#### MATERIAL ####

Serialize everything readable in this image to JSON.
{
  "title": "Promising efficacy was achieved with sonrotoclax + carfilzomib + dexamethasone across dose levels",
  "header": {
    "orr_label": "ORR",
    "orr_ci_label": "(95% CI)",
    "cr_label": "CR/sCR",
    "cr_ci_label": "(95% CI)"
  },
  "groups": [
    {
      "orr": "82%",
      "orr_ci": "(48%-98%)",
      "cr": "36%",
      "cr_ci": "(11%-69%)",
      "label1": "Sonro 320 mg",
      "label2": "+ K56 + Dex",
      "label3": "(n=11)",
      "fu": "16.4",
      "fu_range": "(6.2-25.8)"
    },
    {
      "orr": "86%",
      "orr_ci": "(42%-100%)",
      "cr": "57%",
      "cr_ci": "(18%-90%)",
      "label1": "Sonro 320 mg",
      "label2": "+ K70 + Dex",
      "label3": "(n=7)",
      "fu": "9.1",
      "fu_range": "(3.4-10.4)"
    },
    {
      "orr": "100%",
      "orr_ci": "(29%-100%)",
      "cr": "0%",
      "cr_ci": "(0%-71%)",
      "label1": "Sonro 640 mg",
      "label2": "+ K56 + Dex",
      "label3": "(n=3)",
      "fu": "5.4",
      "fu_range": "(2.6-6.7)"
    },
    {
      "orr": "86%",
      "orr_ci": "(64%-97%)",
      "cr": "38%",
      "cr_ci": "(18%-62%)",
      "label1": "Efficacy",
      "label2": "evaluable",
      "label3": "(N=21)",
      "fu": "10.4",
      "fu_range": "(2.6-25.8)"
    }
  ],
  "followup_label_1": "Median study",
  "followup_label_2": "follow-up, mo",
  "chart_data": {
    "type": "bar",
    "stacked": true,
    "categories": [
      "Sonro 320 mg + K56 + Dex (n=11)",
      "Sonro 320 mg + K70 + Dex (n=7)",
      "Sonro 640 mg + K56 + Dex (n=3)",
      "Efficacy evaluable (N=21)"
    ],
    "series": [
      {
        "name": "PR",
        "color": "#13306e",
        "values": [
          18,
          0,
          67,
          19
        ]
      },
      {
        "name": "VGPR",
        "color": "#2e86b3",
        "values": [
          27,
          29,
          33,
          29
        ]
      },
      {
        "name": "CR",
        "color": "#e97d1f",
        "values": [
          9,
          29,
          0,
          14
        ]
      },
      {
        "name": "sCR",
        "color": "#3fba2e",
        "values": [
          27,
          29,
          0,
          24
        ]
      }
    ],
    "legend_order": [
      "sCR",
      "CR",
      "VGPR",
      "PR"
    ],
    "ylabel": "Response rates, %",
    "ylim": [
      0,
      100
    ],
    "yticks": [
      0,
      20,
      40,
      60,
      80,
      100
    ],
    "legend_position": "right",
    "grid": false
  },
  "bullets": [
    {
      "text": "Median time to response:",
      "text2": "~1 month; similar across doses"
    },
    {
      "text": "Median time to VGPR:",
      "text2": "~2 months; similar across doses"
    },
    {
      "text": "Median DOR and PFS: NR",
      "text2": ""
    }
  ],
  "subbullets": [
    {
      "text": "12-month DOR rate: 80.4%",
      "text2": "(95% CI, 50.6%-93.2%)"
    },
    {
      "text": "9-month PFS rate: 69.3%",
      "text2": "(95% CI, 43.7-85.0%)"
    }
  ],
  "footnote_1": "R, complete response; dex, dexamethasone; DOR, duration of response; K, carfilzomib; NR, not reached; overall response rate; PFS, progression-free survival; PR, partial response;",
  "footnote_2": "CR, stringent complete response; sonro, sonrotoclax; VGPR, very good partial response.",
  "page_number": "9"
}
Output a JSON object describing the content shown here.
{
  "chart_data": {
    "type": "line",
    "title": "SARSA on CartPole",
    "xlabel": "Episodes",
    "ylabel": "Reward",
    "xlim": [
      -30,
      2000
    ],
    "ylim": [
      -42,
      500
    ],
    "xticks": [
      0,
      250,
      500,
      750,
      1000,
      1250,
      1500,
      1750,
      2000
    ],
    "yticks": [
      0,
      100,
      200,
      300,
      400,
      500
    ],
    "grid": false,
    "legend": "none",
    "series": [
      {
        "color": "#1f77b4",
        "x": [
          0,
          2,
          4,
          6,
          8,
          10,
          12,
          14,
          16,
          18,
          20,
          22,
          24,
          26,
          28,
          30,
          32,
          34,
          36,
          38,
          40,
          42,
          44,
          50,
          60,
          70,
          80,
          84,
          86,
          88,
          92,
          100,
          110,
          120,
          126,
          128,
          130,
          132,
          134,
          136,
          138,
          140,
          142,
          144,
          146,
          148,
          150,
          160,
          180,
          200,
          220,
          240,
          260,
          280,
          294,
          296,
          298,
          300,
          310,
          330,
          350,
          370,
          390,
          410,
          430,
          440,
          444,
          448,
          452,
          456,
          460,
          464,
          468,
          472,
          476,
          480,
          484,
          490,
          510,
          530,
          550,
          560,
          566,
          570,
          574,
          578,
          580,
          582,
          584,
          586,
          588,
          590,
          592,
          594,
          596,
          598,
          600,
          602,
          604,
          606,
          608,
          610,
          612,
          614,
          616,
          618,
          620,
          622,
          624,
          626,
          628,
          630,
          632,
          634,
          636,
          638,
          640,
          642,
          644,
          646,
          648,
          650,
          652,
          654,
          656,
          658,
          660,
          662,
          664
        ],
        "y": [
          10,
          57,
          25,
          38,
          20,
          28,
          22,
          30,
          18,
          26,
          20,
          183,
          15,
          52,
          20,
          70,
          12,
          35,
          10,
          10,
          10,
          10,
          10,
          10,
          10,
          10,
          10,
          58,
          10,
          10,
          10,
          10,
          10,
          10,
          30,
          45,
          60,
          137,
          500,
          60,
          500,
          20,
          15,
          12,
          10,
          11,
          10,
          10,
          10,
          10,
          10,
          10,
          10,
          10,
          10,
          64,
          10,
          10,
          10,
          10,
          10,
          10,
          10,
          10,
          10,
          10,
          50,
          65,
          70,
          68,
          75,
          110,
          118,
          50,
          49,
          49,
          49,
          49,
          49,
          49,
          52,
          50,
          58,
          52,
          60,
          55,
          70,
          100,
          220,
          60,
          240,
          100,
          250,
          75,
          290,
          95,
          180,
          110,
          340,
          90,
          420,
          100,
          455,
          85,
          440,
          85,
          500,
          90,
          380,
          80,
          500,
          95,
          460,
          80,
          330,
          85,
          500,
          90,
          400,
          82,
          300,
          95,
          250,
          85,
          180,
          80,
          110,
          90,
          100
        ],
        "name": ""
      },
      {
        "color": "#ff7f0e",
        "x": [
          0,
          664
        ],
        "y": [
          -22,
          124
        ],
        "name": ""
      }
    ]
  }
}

####

▶ PROBLEM REQUIREMENTS: Return all the lines that contain the string "complete".

▶ SOLUTION TO THE PROBLEM:
  "footnote_1": "R, complete response; dex, dexamethasone; DOR, duration of response; K, carfilzomib; NR, not reached; overall response rate; PFS, progression-free survival; PR, partial response;",
  "footnote_2": "CR, stringent complete response; sonro, sonrotoclax; VGPR, very good partial response.",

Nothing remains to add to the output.